Repeat the records below exactly, leaving out every picture.

[Records contained in a dataset]
---

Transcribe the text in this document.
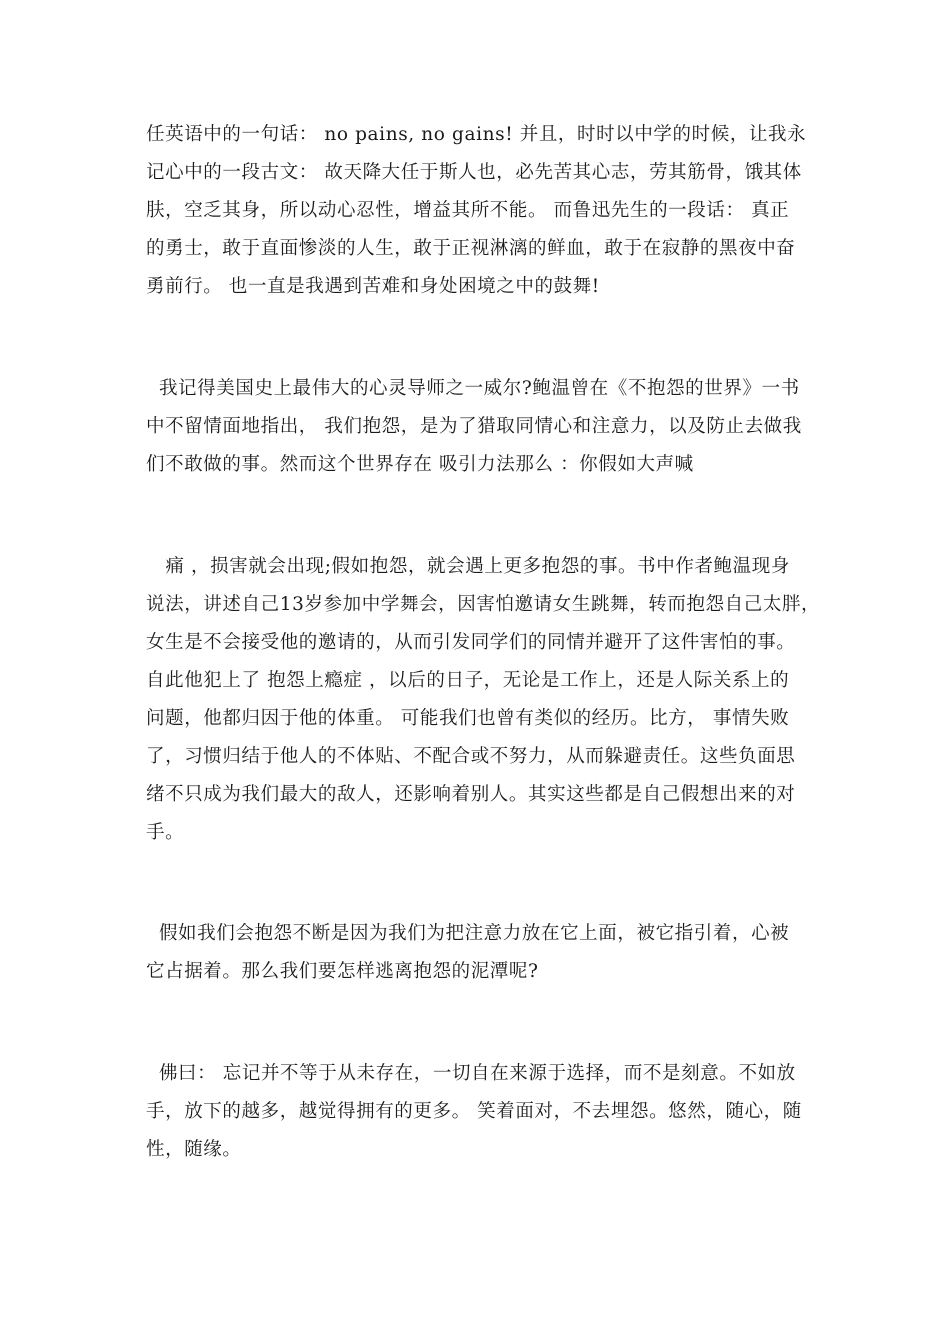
任英语中的一句话： no pains, no gains! 并且，时时以中学的时候，让我永
记心中的一段古文： 故天降大任于斯人也，必先苦其心志，劳其筋骨，饿其体
肤，空乏其身，所以动心忍性，增益其所不能。 而鲁迅先生的一段话： 真正
的勇士，敢于直面惨淡的人生，敢于正视淋漓的鲜血，敢于在寂静的黑夜中奋
勇前行。 也一直是我遇到苦难和身处困境之中的鼓舞!
我记得美国史上最伟大的心灵导师之一威尔?鲍温曾在《不抱怨的世界》一书
中不留情面地指出， 我们抱怨，是为了猎取同情心和注意力，以及防止去做我
们不敢做的事。然而这个世界存在 吸引力法那么 ：你假如大声喊
痛 ，损害就会出现;假如抱怨，就会遇上更多抱怨的事。书中作者鲍温现身
说法，讲述自己13岁参加中学舞会，因害怕邀请女生跳舞，转而抱怨自己太胖，
女生是不会接受他的邀请的，从而引发同学们的同情并避开了这件害怕的事。
自此他犯上了 抱怨上瘾症 ，以后的日子，无论是工作上，还是人际关系上的
问题，他都归因于他的体重。 可能我们也曾有类似的经历。比方， 事情失败
了，习惯归结于他人的不体贴、不配合或不努力，从而躲避责任。这些负面思
绪不只成为我们最大的敌人，还影响着别人。其实这些都是自己假想出来的对
手。
假如我们会抱怨不断是因为我们为把注意力放在它上面，被它指引着，心被
它占据着。那么我们要怎样逃离抱怨的泥潭呢?
佛曰： 忘记并不等于从未存在，一切自在来源于选择，而不是刻意。不如放
手，放下的越多，越觉得拥有的更多。 笑着面对，不去埋怨。悠然，随心，随
性，随缘。
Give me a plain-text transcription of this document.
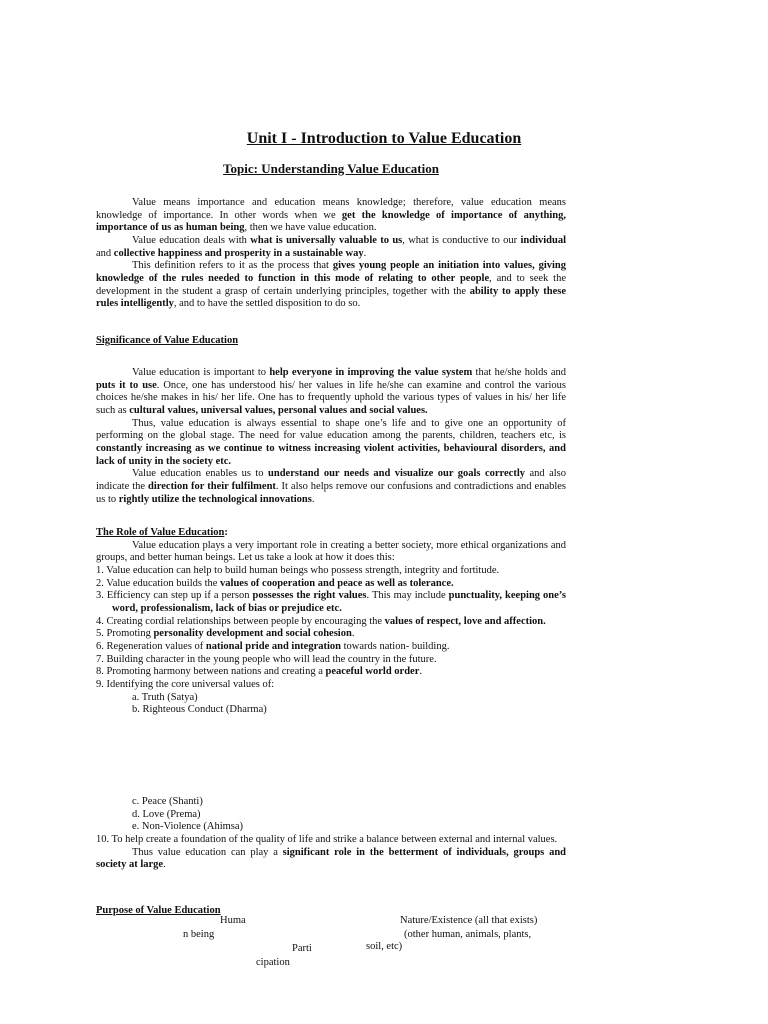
Unit I - Introduction to Value Education
Topic: Understanding Value Education

Value means importance and education means knowledge; therefore, value education means knowledge of importance. In other words when we get the knowledge of importance of anything, importance of us as human being, then we have value education.

Value education deals with what is universally valuable to us, what is conductive to our individual and collective happiness and prosperity in a sustainable way.

This definition refers to it as the process that gives young people an initiation into values, giving knowledge of the rules needed to function in this mode of relating to other people, and to seek the development in the student a grasp of certain underlying principles, together with the ability to apply these rules intelligently, and to have the settled disposition to do so.

Significance of Value Education

Value education is important to help everyone in improving the value system that he/she holds and puts it to use. Once, one has understood his/ her values in life he/she can examine and control the various choices he/she makes in his/ her life. One has to frequently uphold the various types of values in his/ her life such as cultural values, universal values, personal values and social values.

Thus, value education is always essential to shape one’s life and to give one an opportunity of performing on the global stage. The need for value education among the parents, children, teachers etc, is constantly increasing as we continue to witness increasing violent activities, behavioural disorders, and lack of unity in the society etc.

Value education enables us to understand our needs and visualize our goals correctly and also indicate the direction for their fulfilment. It also helps remove our confusions and contradictions and enables us to rightly utilize the technological innovations.

The Role of Value Education:

Value education plays a very important role in creating a better society, more ethical organizations and groups, and better human beings. Let us take a look at how it does this:

1. Value education can help to build human beings who possess strength, integrity and fortitude.

2. Value education builds the values of cooperation and peace as well as tolerance.

3. Efficiency can step up if a person possesses the right values. This may include punctuality, keeping one’s word, professionalism, lack of bias or prejudice etc.

4. Creating cordial relationships between people by encouraging the values of respect, love and affection.

5. Promoting personality development and social cohesion.

6. Regeneration values of national pride and integration towards nation- building.

7. Building character in the young people who will lead the country in the future.

8. Promoting harmony between nations and creating a peaceful world order.

9. Identifying the core universal values of:

a. Truth (Satya)

b. Righteous Conduct (Dharma)

c. Peace (Shanti)

d. Love (Prema)

e. Non-Violence (Ahimsa)

10. To help create a foundation of the quality of life and strike a balance between external and internal values.

Thus value education can play a significant role in the betterment of individuals, groups and society at large.

Purpose of Value Education
Huma
n being
Nature/Existence (all that exists)
(other human, animals, plants,
soil, etc)
Parti
cipation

---

TASK OUTPUT:
Transcribe the text in this document.
任英语中的一句话： no pains, no gains! 并且，时时以中学的时候，让我永
记心中的一段古文： 故天降大任于斯人也，必先苦其心志，劳其筋骨，饿其体
肤，空乏其身，所以动心忍性，增益其所不能。 而鲁迅先生的一段话： 真正
的勇士，敢于直面惨淡的人生，敢于正视淋漓的鲜血，敢于在寂静的黑夜中奋
勇前行。 也一直是我遇到苦难和身处困境之中的鼓舞!
我记得美国史上最伟大的心灵导师之一威尔?鲍温曾在《不抱怨的世界》一书
中不留情面地指出， 我们抱怨，是为了猎取同情心和注意力，以及防止去做我
们不敢做的事。然而这个世界存在 吸引力法那么 ：你假如大声喊
痛 ，损害就会出现;假如抱怨，就会遇上更多抱怨的事。书中作者鲍温现身
说法，讲述自己13岁参加中学舞会，因害怕邀请女生跳舞，转而抱怨自己太胖，
女生是不会接受他的邀请的，从而引发同学们的同情并避开了这件害怕的事。
自此他犯上了 抱怨上瘾症 ，以后的日子，无论是工作上，还是人际关系上的
问题，他都归因于他的体重。 可能我们也曾有类似的经历。比方， 事情失败
了，习惯归结于他人的不体贴、不配合或不努力，从而躲避责任。这些负面思
绪不只成为我们最大的敌人，还影响着别人。其实这些都是自己假想出来的对
手。
假如我们会抱怨不断是因为我们为把注意力放在它上面，被它指引着，心被
它占据着。那么我们要怎样逃离抱怨的泥潭呢?
佛曰： 忘记并不等于从未存在，一切自在来源于选择，而不是刻意。不如放
手，放下的越多，越觉得拥有的更多。 笑着面对，不去埋怨。悠然，随心，随
性，随缘。
Give me a plain-text transcription of this document.
Unit I - Introduction to Value Education
Topic: Understanding Value Education

Value means importance and education means knowledge; therefore, value education means knowledge of importance. In other words when we get the knowledge of importance of anything, importance of us as human being, then we have value education.

Value education deals with what is universally valuable to us, what is conductive to our individual and collective happiness and prosperity in a sustainable way.

This definition refers to it as the process that gives young people an initiation into values, giving knowledge of the rules needed to function in this mode of relating to other people, and to seek the development in the student a grasp of certain underlying principles, together with the ability to apply these rules intelligently, and to have the settled disposition to do so.

Significance of Value Education

Value education is important to help everyone in improving the value system that he/she holds and puts it to use. Once, one has understood his/ her values in life he/she can examine and control the various choices he/she makes in his/ her life. One has to frequently uphold the various types of values in his/ her life such as cultural values, universal values, personal values and social values.

Thus, value education is always essential to shape one’s life and to give one an opportunity of performing on the global stage. The need for value education among the parents, children, teachers etc, is constantly increasing as we continue to witness increasing violent activities, behavioural disorders, and lack of unity in the society etc.

Value education enables us to understand our needs and visualize our goals correctly and also indicate the direction for their fulfilment. It also helps remove our confusions and contradictions and enables us to rightly utilize the technological innovations.

The Role of Value Education:

Value education plays a very important role in creating a better society, more ethical organizations and groups, and better human beings. Let us take a look at how it does this:

1. Value education can help to build human beings who possess strength, integrity and fortitude.

2. Value education builds the values of cooperation and peace as well as tolerance.

3. Efficiency can step up if a person possesses the right values. This may include punctuality, keeping one’s word, professionalism, lack of bias or prejudice etc.

4. Creating cordial relationships between people by encouraging the values of respect, love and affection.

5. Promoting personality development and social cohesion.

6. Regeneration values of national pride and integration towards nation- building.

7. Building character in the young people who will lead the country in the future.

8. Promoting harmony between nations and creating a peaceful world order.

9. Identifying the core universal values of:

a. Truth (Satya)

b. Righteous Conduct (Dharma)

c. Peace (Shanti)

d. Love (Prema)

e. Non-Violence (Ahimsa)

10. To help create a foundation of the quality of life and strike a balance between external and internal values.

Thus value education can play a significant role in the betterment of individuals, groups and society at large.

Purpose of Value Education
Huma
n being
Nature/Existence (all that exists)
(other human, animals, plants,
soil, etc)
Parti
cipation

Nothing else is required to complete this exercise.